## Start Rows

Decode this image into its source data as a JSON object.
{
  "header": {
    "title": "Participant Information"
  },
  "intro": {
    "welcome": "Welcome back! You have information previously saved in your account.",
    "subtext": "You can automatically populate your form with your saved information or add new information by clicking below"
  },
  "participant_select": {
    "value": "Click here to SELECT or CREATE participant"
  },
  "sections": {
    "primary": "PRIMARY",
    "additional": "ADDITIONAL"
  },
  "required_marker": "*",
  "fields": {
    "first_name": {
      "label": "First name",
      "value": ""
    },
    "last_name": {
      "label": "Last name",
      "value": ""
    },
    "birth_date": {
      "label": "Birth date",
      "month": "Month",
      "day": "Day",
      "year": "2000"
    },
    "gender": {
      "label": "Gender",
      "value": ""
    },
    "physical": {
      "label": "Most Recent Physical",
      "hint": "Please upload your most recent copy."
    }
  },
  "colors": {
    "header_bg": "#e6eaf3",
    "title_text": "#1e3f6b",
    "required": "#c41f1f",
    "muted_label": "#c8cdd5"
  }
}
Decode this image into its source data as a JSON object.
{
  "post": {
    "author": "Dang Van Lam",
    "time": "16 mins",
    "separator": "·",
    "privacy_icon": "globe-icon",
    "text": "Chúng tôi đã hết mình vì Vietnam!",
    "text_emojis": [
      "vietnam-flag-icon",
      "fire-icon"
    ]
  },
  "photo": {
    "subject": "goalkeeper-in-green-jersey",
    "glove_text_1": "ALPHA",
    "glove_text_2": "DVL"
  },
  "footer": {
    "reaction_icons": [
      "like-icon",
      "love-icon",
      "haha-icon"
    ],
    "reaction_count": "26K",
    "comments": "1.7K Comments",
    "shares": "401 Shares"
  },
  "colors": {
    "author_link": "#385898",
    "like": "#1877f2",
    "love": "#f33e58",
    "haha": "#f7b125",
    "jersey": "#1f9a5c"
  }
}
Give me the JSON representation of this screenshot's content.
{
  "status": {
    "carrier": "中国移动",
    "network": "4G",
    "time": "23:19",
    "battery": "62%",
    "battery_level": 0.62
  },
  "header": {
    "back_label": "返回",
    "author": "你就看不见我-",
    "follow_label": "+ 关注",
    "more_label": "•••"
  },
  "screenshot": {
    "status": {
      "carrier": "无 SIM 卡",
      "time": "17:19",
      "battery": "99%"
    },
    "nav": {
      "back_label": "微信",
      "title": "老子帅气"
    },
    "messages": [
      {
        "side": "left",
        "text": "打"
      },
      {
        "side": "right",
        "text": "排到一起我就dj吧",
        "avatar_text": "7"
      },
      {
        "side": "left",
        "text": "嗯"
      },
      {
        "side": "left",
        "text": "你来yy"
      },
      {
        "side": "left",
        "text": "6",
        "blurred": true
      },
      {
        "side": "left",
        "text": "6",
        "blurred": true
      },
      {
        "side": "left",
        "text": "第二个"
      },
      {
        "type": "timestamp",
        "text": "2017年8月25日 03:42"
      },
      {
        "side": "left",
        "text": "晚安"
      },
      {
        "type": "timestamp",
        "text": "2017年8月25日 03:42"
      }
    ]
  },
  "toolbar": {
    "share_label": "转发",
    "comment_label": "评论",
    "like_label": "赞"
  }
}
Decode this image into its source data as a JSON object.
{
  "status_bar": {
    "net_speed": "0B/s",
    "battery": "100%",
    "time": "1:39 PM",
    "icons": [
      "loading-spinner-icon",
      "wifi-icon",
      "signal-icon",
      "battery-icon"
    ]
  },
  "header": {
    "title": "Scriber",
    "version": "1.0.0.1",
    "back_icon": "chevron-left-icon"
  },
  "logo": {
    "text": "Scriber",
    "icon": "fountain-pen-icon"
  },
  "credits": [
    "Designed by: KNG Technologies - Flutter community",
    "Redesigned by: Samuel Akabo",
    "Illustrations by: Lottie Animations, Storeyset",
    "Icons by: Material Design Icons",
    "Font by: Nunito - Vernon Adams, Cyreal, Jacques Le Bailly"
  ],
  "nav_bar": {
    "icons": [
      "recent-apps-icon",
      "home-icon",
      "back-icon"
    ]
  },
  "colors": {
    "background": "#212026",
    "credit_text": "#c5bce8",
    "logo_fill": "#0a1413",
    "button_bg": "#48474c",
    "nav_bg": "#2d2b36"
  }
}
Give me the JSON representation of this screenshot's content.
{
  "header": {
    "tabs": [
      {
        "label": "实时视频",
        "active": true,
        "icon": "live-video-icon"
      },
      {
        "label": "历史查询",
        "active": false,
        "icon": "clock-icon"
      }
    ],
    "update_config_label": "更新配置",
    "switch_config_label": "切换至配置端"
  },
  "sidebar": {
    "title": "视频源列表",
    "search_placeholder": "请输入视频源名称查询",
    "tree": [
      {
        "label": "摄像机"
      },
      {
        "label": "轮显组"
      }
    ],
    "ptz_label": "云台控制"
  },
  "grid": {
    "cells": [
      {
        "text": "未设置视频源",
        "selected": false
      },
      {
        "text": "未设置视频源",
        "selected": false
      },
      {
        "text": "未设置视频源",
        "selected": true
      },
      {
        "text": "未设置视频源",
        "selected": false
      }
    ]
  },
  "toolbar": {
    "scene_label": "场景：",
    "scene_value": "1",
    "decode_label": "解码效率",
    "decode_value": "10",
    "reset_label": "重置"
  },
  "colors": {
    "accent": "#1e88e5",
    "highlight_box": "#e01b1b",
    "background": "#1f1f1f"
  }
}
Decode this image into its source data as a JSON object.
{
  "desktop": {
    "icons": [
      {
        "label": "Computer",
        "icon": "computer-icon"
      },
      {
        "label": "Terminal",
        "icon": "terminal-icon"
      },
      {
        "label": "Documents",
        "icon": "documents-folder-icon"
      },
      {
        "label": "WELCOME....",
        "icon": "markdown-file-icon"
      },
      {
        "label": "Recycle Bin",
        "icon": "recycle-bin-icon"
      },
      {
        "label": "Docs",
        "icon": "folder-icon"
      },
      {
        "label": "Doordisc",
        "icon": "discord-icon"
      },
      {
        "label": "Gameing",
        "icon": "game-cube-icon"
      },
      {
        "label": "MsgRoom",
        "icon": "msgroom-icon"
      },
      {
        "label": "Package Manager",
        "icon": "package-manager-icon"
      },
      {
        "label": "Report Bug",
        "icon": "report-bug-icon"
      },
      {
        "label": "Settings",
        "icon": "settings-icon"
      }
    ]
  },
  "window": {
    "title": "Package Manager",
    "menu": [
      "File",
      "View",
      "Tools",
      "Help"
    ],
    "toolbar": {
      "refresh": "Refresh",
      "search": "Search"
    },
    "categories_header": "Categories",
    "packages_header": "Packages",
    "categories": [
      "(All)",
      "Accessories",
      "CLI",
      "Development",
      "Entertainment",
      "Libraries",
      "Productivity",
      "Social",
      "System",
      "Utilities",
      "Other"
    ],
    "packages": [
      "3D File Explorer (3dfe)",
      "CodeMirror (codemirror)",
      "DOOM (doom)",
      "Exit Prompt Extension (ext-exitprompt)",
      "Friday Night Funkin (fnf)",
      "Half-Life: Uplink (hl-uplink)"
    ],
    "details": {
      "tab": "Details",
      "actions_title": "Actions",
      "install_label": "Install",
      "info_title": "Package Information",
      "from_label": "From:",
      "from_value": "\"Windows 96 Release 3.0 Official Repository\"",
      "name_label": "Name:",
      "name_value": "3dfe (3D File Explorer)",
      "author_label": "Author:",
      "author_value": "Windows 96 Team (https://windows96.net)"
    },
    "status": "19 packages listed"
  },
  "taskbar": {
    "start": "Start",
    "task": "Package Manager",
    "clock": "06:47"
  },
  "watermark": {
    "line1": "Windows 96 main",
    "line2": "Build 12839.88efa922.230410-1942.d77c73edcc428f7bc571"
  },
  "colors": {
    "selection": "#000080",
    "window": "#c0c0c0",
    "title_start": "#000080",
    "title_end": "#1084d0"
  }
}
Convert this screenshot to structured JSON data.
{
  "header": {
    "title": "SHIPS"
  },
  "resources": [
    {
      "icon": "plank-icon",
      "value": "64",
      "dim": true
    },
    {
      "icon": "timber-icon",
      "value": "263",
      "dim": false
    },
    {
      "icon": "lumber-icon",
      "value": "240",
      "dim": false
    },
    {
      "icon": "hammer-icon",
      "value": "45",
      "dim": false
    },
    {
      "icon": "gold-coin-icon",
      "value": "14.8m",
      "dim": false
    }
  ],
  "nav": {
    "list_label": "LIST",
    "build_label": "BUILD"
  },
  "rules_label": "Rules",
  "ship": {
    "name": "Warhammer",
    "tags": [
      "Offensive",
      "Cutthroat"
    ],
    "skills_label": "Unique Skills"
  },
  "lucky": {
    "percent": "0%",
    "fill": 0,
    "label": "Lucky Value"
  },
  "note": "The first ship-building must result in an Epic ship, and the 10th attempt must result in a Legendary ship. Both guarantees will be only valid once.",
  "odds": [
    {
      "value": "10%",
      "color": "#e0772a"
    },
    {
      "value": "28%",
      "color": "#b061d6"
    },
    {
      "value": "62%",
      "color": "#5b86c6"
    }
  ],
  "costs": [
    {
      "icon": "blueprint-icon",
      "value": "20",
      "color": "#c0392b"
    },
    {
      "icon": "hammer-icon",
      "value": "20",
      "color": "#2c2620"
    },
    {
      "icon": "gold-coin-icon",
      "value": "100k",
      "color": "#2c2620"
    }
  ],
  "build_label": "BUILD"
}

## End Rows

Wherever "Windows" shows up in a line, copy that line.

Full output:
      "from_value": "\"Windows 96 Release 3.0 Official Repository\"",
      "author_value": "Windows 96 Team (https://windows96.net)"
    "line1": "Windows 96 main",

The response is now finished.